■ **Supplied entries**:
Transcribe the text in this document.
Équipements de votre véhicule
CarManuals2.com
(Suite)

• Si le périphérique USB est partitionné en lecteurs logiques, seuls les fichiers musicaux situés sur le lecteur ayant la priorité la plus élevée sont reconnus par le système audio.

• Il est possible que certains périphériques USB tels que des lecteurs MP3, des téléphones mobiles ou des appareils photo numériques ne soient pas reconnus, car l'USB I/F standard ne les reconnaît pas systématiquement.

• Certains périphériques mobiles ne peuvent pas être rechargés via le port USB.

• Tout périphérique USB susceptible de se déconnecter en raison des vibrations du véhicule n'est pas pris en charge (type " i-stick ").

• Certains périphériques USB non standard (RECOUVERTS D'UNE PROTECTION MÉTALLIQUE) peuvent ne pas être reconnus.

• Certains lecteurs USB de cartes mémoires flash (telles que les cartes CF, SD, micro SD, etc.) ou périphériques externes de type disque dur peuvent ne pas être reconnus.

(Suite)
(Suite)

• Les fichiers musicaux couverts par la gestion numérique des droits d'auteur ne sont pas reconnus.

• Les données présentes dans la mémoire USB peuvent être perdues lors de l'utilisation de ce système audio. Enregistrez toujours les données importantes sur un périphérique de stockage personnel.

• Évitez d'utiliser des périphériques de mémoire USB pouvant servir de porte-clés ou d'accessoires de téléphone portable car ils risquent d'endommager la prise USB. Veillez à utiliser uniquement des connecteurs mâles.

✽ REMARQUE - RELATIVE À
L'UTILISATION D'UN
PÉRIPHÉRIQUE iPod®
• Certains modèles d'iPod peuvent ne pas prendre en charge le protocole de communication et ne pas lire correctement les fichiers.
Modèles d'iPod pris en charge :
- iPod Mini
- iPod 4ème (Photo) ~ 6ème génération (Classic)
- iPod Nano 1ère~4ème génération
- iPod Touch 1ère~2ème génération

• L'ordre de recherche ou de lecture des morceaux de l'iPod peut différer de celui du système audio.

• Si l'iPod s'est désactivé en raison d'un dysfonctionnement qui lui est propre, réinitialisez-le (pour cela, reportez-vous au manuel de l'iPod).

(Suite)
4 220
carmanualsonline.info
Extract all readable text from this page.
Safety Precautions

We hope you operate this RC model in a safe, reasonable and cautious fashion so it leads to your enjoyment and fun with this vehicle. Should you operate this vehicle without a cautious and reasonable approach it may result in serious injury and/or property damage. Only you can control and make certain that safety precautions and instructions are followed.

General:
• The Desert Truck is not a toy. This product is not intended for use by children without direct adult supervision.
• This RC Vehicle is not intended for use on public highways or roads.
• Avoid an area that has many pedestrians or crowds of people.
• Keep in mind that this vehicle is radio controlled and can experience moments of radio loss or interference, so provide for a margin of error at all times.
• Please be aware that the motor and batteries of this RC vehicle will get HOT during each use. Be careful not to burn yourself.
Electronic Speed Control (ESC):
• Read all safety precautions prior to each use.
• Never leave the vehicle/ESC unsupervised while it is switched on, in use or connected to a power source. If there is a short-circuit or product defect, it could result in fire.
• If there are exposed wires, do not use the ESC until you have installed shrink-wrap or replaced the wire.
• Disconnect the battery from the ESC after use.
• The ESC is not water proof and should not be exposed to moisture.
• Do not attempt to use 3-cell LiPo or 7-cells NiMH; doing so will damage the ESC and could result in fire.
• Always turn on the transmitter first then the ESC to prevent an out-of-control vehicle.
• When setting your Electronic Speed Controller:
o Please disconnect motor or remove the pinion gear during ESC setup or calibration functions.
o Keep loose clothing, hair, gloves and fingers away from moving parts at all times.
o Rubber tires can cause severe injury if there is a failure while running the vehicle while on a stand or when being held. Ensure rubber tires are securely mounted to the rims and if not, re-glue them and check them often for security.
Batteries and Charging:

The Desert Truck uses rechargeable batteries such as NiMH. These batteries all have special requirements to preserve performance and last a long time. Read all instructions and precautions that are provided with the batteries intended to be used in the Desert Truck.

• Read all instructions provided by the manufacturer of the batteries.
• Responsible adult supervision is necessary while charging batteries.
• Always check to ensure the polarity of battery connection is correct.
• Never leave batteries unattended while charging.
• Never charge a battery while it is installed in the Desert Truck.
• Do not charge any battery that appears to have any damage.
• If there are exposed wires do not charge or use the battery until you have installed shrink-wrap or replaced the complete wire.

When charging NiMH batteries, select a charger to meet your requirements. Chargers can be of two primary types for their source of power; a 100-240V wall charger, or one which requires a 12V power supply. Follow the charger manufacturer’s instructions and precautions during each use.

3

■ **Stated exercise**: Provide all the records again, word for word.

■ **Answer to the task**:
Transcribe the text in this document.
Équipements de votre véhicule
CarManuals2.com
(Suite)

• Si le périphérique USB est partitionné en lecteurs logiques, seuls les fichiers musicaux situés sur le lecteur ayant la priorité la plus élevée sont reconnus par le système audio.

• Il est possible que certains périphériques USB tels que des lecteurs MP3, des téléphones mobiles ou des appareils photo numériques ne soient pas reconnus, car l'USB I/F standard ne les reconnaît pas systématiquement.

• Certains périphériques mobiles ne peuvent pas être rechargés via le port USB.

• Tout périphérique USB susceptible de se déconnecter en raison des vibrations du véhicule n'est pas pris en charge (type " i-stick ").

• Certains périphériques USB non standard (RECOUVERTS D'UNE PROTECTION MÉTALLIQUE) peuvent ne pas être reconnus.

• Certains lecteurs USB de cartes mémoires flash (telles que les cartes CF, SD, micro SD, etc.) ou périphériques externes de type disque dur peuvent ne pas être reconnus.

(Suite)
(Suite)

• Les fichiers musicaux couverts par la gestion numérique des droits d'auteur ne sont pas reconnus.

• Les données présentes dans la mémoire USB peuvent être perdues lors de l'utilisation de ce système audio. Enregistrez toujours les données importantes sur un périphérique de stockage personnel.

• Évitez d'utiliser des périphériques de mémoire USB pouvant servir de porte-clés ou d'accessoires de téléphone portable car ils risquent d'endommager la prise USB. Veillez à utiliser uniquement des connecteurs mâles.

✽ REMARQUE - RELATIVE À
L'UTILISATION D'UN
PÉRIPHÉRIQUE iPod®
• Certains modèles d'iPod peuvent ne pas prendre en charge le protocole de communication et ne pas lire correctement les fichiers.
Modèles d'iPod pris en charge :
- iPod Mini
- iPod 4ème (Photo) ~ 6ème génération (Classic)
- iPod Nano 1ère~4ème génération
- iPod Touch 1ère~2ème génération

• L'ordre de recherche ou de lecture des morceaux de l'iPod peut différer de celui du système audio.

• Si l'iPod s'est désactivé en raison d'un dysfonctionnement qui lui est propre, réinitialisez-le (pour cela, reportez-vous au manuel de l'iPod).

(Suite)
4 220
carmanualsonline.info
Extract all readable text from this page.
Safety Precautions

We hope you operate this RC model in a safe, reasonable and cautious fashion so it leads to your enjoyment and fun with this vehicle. Should you operate this vehicle without a cautious and reasonable approach it may result in serious injury and/or property damage. Only you can control and make certain that safety precautions and instructions are followed.

General:
• The Desert Truck is not a toy. This product is not intended for use by children without direct adult supervision.
• This RC Vehicle is not intended for use on public highways or roads.
• Avoid an area that has many pedestrians or crowds of people.
• Keep in mind that this vehicle is radio controlled and can experience moments of radio loss or interference, so provide for a margin of error at all times.
• Please be aware that the motor and batteries of this RC vehicle will get HOT during each use. Be careful not to burn yourself.
Electronic Speed Control (ESC):
• Read all safety precautions prior to each use.
• Never leave the vehicle/ESC unsupervised while it is switched on, in use or connected to a power source. If there is a short-circuit or product defect, it could result in fire.
• If there are exposed wires, do not use the ESC until you have installed shrink-wrap or replaced the wire.
• Disconnect the battery from the ESC after use.
• The ESC is not water proof and should not be exposed to moisture.
• Do not attempt to use 3-cell LiPo or 7-cells NiMH; doing so will damage the ESC and could result in fire.
• Always turn on the transmitter first then the ESC to prevent an out-of-control vehicle.
• When setting your Electronic Speed Controller:
o Please disconnect motor or remove the pinion gear during ESC setup or calibration functions.
o Keep loose clothing, hair, gloves and fingers away from moving parts at all times.
o Rubber tires can cause severe injury if there is a failure while running the vehicle while on a stand or when being held. Ensure rubber tires are securely mounted to the rims and if not, re-glue them and check them often for security.
Batteries and Charging:

The Desert Truck uses rechargeable batteries such as NiMH. These batteries all have special requirements to preserve performance and last a long time. Read all instructions and precautions that are provided with the batteries intended to be used in the Desert Truck.

• Read all instructions provided by the manufacturer of the batteries.
• Responsible adult supervision is necessary while charging batteries.
• Always check to ensure the polarity of battery connection is correct.
• Never leave batteries unattended while charging.
• Never charge a battery while it is installed in the Desert Truck.
• Do not charge any battery that appears to have any damage.
• If there are exposed wires do not charge or use the battery until you have installed shrink-wrap or replaced the complete wire.

When charging NiMH batteries, select a charger to meet your requirements. Chargers can be of two primary types for their source of power; a 100-240V wall charger, or one which requires a 12V power supply. Follow the charger manufacturer’s instructions and precautions during each use.

3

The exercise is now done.